**DATA IN THIS EXERCISE:**
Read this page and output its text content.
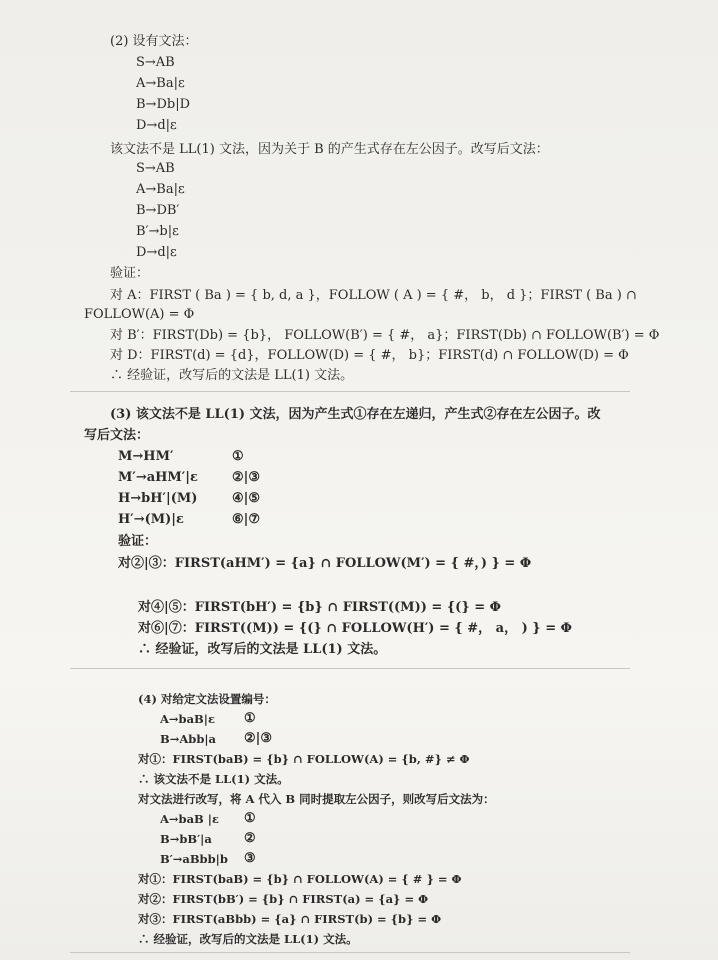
(2) 设有文法：
S→AB
A→Ba|ε
B→Db|D
D→d|ε
该文法不是 LL(1) 文法，因为关于 B 的产生式存在左公因子。改写后文法：
S→AB
A→Ba|ε
B→DB′
B′→b|ε
D→d|ε
验证：
对 A：FIRST ( Ba ) = { b, d, a }，FOLLOW ( A ) = { #， b， d }；FIRST ( Ba ) ∩
FOLLOW(A) = Φ
对 B′：FIRST(Db) = {b}， FOLLOW(B′) = { #， a}；FIRST(Db) ∩ FOLLOW(B′) = Φ
对 D：FIRST(d) = {d}，FOLLOW(D) = { #， b}；FIRST(d) ∩ FOLLOW(D) = Φ
∴ 经验证，改写后的文法是 LL(1) 文法。
(3) 该文法不是 LL(1) 文法，因为产生式①存在左递归，产生式②存在左公因子。改
写后文法：
M→HM′	①
M′→aHM′|ε	②|③
H→bH′|(M)	④|⑤
H′→(M)|ε	⑥|⑦
验证：
对②|③：FIRST(aHM′) = {a} ∩ FOLLOW(M′) = { #，) } = Φ
对④|⑤：FIRST(bH′) = {b} ∩ FIRST((M)) = {(} = Φ
对⑥|⑦：FIRST((M)) = {(} ∩ FOLLOW(H′) = { #， a， ) } = Φ
∴ 经验证，改写后的文法是 LL(1) 文法。
(4) 对给定文法设置编号：
A→baB|ε ①
B→Abb|a ②|③
对①：FIRST(baB) = {b} ∩ FOLLOW(A) = {b, #} ≠ Φ
∴ 该文法不是 LL(1) 文法。
对文法进行改写，将 A 代入 B 同时提取左公因子，则改写后文法为：
A→baB |ε ①
B→bB′|a ②
B′→aBbb|b ③
对①：FIRST(baB) = {b} ∩ FOLLOW(A) = { # } = Φ
对②：FIRST(bB′) = {b} ∩ FIRST(a) = {a} = Φ
对③：FIRST(aBbb) = {a} ∩ FIRST(b) = {b} = Φ
∴ 经验证，改写后的文法是 LL(1) 文法。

**WORK INSTRUCTIONS:** Return the full material word for word. Do not include the pictures.

**ANSWER TO THE TASK:**
Read this page and output its text content.
(2) 设有文法：
S→AB
A→Ba|ε
B→Db|D
D→d|ε
该文法不是 LL(1) 文法，因为关于 B 的产生式存在左公因子。改写后文法：
S→AB
A→Ba|ε
B→DB′
B′→b|ε
D→d|ε
验证：
对 A：FIRST ( Ba ) = { b, d, a }，FOLLOW ( A ) = { #， b， d }；FIRST ( Ba ) ∩
FOLLOW(A) = Φ
对 B′：FIRST(Db) = {b}， FOLLOW(B′) = { #， a}；FIRST(Db) ∩ FOLLOW(B′) = Φ
对 D：FIRST(d) = {d}，FOLLOW(D) = { #， b}；FIRST(d) ∩ FOLLOW(D) = Φ
∴ 经验证，改写后的文法是 LL(1) 文法。
(3) 该文法不是 LL(1) 文法，因为产生式①存在左递归，产生式②存在左公因子。改
写后文法：
M→HM′	①
M′→aHM′|ε	②|③
H→bH′|(M)	④|⑤
H′→(M)|ε	⑥|⑦
验证：
对②|③：FIRST(aHM′) = {a} ∩ FOLLOW(M′) = { #，) } = Φ
对④|⑤：FIRST(bH′) = {b} ∩ FIRST((M)) = {(} = Φ
对⑥|⑦：FIRST((M)) = {(} ∩ FOLLOW(H′) = { #， a， ) } = Φ
∴ 经验证，改写后的文法是 LL(1) 文法。
(4) 对给定文法设置编号：
A→baB|ε ①
B→Abb|a ②|③
对①：FIRST(baB) = {b} ∩ FOLLOW(A) = {b, #} ≠ Φ
∴ 该文法不是 LL(1) 文法。
对文法进行改写，将 A 代入 B 同时提取左公因子，则改写后文法为：
A→baB |ε ①
B→bB′|a ②
B′→aBbb|b ③
对①：FIRST(baB) = {b} ∩ FOLLOW(A) = { # } = Φ
对②：FIRST(bB′) = {b} ∩ FIRST(a) = {a} = Φ
对③：FIRST(aBbb) = {a} ∩ FIRST(b) = {b} = Φ
∴ 经验证，改写后的文法是 LL(1) 文法。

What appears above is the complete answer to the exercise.